● **RECORDS FOR PROCESSING**:
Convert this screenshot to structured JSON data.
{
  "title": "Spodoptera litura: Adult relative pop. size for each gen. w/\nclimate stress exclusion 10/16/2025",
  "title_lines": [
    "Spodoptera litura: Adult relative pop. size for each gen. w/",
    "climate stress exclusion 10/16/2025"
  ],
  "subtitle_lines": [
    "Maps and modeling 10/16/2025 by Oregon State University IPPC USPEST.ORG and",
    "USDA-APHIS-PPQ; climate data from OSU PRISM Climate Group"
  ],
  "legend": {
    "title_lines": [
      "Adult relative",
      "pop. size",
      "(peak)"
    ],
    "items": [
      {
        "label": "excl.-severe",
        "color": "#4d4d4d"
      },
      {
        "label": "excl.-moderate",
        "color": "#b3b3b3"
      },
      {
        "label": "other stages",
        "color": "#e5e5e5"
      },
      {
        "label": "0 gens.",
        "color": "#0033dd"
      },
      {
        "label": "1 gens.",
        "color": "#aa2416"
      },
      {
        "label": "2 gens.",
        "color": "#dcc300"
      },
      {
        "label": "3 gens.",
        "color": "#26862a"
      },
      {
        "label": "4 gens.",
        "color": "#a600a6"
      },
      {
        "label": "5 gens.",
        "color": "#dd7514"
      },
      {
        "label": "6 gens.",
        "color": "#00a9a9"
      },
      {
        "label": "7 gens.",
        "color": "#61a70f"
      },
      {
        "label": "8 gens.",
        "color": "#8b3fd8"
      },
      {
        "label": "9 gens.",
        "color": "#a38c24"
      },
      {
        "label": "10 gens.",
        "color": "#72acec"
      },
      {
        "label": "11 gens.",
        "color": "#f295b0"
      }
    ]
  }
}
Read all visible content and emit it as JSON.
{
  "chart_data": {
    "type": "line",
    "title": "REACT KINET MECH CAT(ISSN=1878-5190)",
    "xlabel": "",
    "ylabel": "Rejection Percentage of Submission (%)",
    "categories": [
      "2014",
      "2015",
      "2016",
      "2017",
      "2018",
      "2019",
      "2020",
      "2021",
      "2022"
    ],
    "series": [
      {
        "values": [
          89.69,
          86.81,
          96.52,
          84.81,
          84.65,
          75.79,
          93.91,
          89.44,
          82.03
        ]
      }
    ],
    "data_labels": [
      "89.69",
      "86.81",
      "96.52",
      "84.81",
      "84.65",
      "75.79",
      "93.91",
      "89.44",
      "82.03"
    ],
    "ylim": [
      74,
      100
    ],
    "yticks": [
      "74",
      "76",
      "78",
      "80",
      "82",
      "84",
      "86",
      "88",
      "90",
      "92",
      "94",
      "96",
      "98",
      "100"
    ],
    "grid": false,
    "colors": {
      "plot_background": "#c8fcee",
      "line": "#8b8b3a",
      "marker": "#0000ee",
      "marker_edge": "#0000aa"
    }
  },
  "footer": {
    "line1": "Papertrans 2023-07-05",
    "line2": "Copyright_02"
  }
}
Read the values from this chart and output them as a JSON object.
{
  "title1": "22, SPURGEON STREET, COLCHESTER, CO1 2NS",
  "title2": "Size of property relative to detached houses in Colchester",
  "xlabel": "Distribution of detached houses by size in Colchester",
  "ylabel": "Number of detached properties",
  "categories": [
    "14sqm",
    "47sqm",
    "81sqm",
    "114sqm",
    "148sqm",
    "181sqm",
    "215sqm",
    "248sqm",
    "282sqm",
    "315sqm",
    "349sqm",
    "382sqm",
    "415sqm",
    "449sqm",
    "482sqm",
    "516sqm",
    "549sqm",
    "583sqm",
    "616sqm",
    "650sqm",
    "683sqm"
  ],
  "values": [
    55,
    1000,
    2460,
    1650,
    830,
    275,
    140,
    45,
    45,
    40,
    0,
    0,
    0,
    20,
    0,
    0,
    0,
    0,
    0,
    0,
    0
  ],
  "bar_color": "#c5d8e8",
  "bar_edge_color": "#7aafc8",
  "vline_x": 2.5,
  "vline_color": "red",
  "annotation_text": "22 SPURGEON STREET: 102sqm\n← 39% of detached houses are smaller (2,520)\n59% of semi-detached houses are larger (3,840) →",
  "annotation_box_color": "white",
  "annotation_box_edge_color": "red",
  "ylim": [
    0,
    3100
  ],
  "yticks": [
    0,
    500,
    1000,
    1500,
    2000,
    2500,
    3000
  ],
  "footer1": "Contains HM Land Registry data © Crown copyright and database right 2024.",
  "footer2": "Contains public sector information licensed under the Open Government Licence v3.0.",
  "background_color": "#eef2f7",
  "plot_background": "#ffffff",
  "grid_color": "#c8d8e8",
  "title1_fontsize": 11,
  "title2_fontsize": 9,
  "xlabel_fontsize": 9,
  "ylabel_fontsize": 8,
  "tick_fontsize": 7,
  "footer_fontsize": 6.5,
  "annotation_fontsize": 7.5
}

● **TASK DETAILS**:
The records above should all be quoted exactly, please.

● **TASK RESPONSE**:
Convert this screenshot to structured JSON data.
{
  "title": "Spodoptera litura: Adult relative pop. size for each gen. w/\nclimate stress exclusion 10/16/2025",
  "title_lines": [
    "Spodoptera litura: Adult relative pop. size for each gen. w/",
    "climate stress exclusion 10/16/2025"
  ],
  "subtitle_lines": [
    "Maps and modeling 10/16/2025 by Oregon State University IPPC USPEST.ORG and",
    "USDA-APHIS-PPQ; climate data from OSU PRISM Climate Group"
  ],
  "legend": {
    "title_lines": [
      "Adult relative",
      "pop. size",
      "(peak)"
    ],
    "items": [
      {
        "label": "excl.-severe",
        "color": "#4d4d4d"
      },
      {
        "label": "excl.-moderate",
        "color": "#b3b3b3"
      },
      {
        "label": "other stages",
        "color": "#e5e5e5"
      },
      {
        "label": "0 gens.",
        "color": "#0033dd"
      },
      {
        "label": "1 gens.",
        "color": "#aa2416"
      },
      {
        "label": "2 gens.",
        "color": "#dcc300"
      },
      {
        "label": "3 gens.",
        "color": "#26862a"
      },
      {
        "label": "4 gens.",
        "color": "#a600a6"
      },
      {
        "label": "5 gens.",
        "color": "#dd7514"
      },
      {
        "label": "6 gens.",
        "color": "#00a9a9"
      },
      {
        "label": "7 gens.",
        "color": "#61a70f"
      },
      {
        "label": "8 gens.",
        "color": "#8b3fd8"
      },
      {
        "label": "9 gens.",
        "color": "#a38c24"
      },
      {
        "label": "10 gens.",
        "color": "#72acec"
      },
      {
        "label": "11 gens.",
        "color": "#f295b0"
      }
    ]
  }
}
Read all visible content and emit it as JSON.
{
  "chart_data": {
    "type": "line",
    "title": "REACT KINET MECH CAT(ISSN=1878-5190)",
    "xlabel": "",
    "ylabel": "Rejection Percentage of Submission (%)",
    "categories": [
      "2014",
      "2015",
      "2016",
      "2017",
      "2018",
      "2019",
      "2020",
      "2021",
      "2022"
    ],
    "series": [
      {
        "values": [
          89.69,
          86.81,
          96.52,
          84.81,
          84.65,
          75.79,
          93.91,
          89.44,
          82.03
        ]
      }
    ],
    "data_labels": [
      "89.69",
      "86.81",
      "96.52",
      "84.81",
      "84.65",
      "75.79",
      "93.91",
      "89.44",
      "82.03"
    ],
    "ylim": [
      74,
      100
    ],
    "yticks": [
      "74",
      "76",
      "78",
      "80",
      "82",
      "84",
      "86",
      "88",
      "90",
      "92",
      "94",
      "96",
      "98",
      "100"
    ],
    "grid": false,
    "colors": {
      "plot_background": "#c8fcee",
      "line": "#8b8b3a",
      "marker": "#0000ee",
      "marker_edge": "#0000aa"
    }
  },
  "footer": {
    "line1": "Papertrans 2023-07-05",
    "line2": "Copyright_02"
  }
}
Read the values from this chart and output them as a JSON object.
{
  "title1": "22, SPURGEON STREET, COLCHESTER, CO1 2NS",
  "title2": "Size of property relative to detached houses in Colchester",
  "xlabel": "Distribution of detached houses by size in Colchester",
  "ylabel": "Number of detached properties",
  "categories": [
    "14sqm",
    "47sqm",
    "81sqm",
    "114sqm",
    "148sqm",
    "181sqm",
    "215sqm",
    "248sqm",
    "282sqm",
    "315sqm",
    "349sqm",
    "382sqm",
    "415sqm",
    "449sqm",
    "482sqm",
    "516sqm",
    "549sqm",
    "583sqm",
    "616sqm",
    "650sqm",
    "683sqm"
  ],
  "values": [
    55,
    1000,
    2460,
    1650,
    830,
    275,
    140,
    45,
    45,
    40,
    0,
    0,
    0,
    20,
    0,
    0,
    0,
    0,
    0,
    0,
    0
  ],
  "bar_color": "#c5d8e8",
  "bar_edge_color": "#7aafc8",
  "vline_x": 2.5,
  "vline_color": "red",
  "annotation_text": "22 SPURGEON STREET: 102sqm\n← 39% of detached houses are smaller (2,520)\n59% of semi-detached houses are larger (3,840) →",
  "annotation_box_color": "white",
  "annotation_box_edge_color": "red",
  "ylim": [
    0,
    3100
  ],
  "yticks": [
    0,
    500,
    1000,
    1500,
    2000,
    2500,
    3000
  ],
  "footer1": "Contains HM Land Registry data © Crown copyright and database right 2024.",
  "footer2": "Contains public sector information licensed under the Open Government Licence v3.0.",
  "background_color": "#eef2f7",
  "plot_background": "#ffffff",
  "grid_color": "#c8d8e8",
  "title1_fontsize": 11,
  "title2_fontsize": 9,
  "xlabel_fontsize": 9,
  "ylabel_fontsize": 8,
  "tick_fontsize": 7,
  "footer_fontsize": 6.5,
  "annotation_fontsize": 7.5
}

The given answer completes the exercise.